#### WHAT THE TASK ASKS:
Please print all of the material below, word for word.

►

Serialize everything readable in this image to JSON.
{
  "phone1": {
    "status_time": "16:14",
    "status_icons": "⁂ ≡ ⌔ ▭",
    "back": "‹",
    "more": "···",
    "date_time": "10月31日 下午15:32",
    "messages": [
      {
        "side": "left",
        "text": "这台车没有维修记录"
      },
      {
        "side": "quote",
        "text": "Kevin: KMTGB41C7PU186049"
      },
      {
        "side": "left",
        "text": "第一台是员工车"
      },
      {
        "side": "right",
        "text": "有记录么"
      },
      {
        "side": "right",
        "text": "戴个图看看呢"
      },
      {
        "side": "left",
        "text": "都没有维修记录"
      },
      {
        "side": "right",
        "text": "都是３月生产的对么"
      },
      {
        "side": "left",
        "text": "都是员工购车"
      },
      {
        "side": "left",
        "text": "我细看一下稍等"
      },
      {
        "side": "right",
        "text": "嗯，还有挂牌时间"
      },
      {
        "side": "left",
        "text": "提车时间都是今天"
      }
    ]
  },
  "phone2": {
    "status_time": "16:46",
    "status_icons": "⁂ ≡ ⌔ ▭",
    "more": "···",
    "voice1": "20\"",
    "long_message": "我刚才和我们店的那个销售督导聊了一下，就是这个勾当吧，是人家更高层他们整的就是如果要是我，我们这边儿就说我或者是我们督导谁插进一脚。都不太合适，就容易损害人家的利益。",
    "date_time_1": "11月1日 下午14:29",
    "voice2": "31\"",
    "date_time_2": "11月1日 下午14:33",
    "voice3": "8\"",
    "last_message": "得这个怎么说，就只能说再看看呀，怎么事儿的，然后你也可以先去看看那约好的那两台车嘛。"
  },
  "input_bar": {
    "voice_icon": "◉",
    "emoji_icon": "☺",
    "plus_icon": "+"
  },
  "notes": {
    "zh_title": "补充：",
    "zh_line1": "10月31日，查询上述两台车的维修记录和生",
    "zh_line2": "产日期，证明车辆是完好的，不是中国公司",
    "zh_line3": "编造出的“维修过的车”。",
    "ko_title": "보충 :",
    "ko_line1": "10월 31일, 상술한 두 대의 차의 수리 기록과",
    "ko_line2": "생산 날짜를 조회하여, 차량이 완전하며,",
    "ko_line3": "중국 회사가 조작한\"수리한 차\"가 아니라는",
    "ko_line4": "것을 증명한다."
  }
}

◄

#### OUTPUT OF THE TASK:
Serialize everything readable in this image to JSON.
{
  "phone1": {
    "status_time": "16:14",
    "status_icons": "⁂ ≡ ⌔ ▭",
    "back": "‹",
    "more": "···",
    "date_time": "10月31日 下午15:32",
    "messages": [
      {
        "side": "left",
        "text": "这台车没有维修记录"
      },
      {
        "side": "quote",
        "text": "Kevin: KMTGB41C7PU186049"
      },
      {
        "side": "left",
        "text": "第一台是员工车"
      },
      {
        "side": "right",
        "text": "有记录么"
      },
      {
        "side": "right",
        "text": "戴个图看看呢"
      },
      {
        "side": "left",
        "text": "都没有维修记录"
      },
      {
        "side": "right",
        "text": "都是３月生产的对么"
      },
      {
        "side": "left",
        "text": "都是员工购车"
      },
      {
        "side": "left",
        "text": "我细看一下稍等"
      },
      {
        "side": "right",
        "text": "嗯，还有挂牌时间"
      },
      {
        "side": "left",
        "text": "提车时间都是今天"
      }
    ]
  },
  "phone2": {
    "status_time": "16:46",
    "status_icons": "⁂ ≡ ⌔ ▭",
    "more": "···",
    "voice1": "20\"",
    "long_message": "我刚才和我们店的那个销售督导聊了一下，就是这个勾当吧，是人家更高层他们整的就是如果要是我，我们这边儿就说我或者是我们督导谁插进一脚。都不太合适，就容易损害人家的利益。",
    "date_time_1": "11月1日 下午14:29",
    "voice2": "31\"",
    "date_time_2": "11月1日 下午14:33",
    "voice3": "8\"",
    "last_message": "得这个怎么说，就只能说再看看呀，怎么事儿的，然后你也可以先去看看那约好的那两台车嘛。"
  },
  "input_bar": {
    "voice_icon": "◉",
    "emoji_icon": "☺",
    "plus_icon": "+"
  },
  "notes": {
    "zh_title": "补充：",
    "zh_line1": "10月31日，查询上述两台车的维修记录和生",
    "zh_line2": "产日期，证明车辆是完好的，不是中国公司",
    "zh_line3": "编造出的“维修过的车”。",
    "ko_title": "보충 :",
    "ko_line1": "10월 31일, 상술한 두 대의 차의 수리 기록과",
    "ko_line2": "생산 날짜를 조회하여, 차량이 완전하며,",
    "ko_line3": "중국 회사가 조작한\"수리한 차\"가 아니라는",
    "ko_line4": "것을 증명한다."
  }
}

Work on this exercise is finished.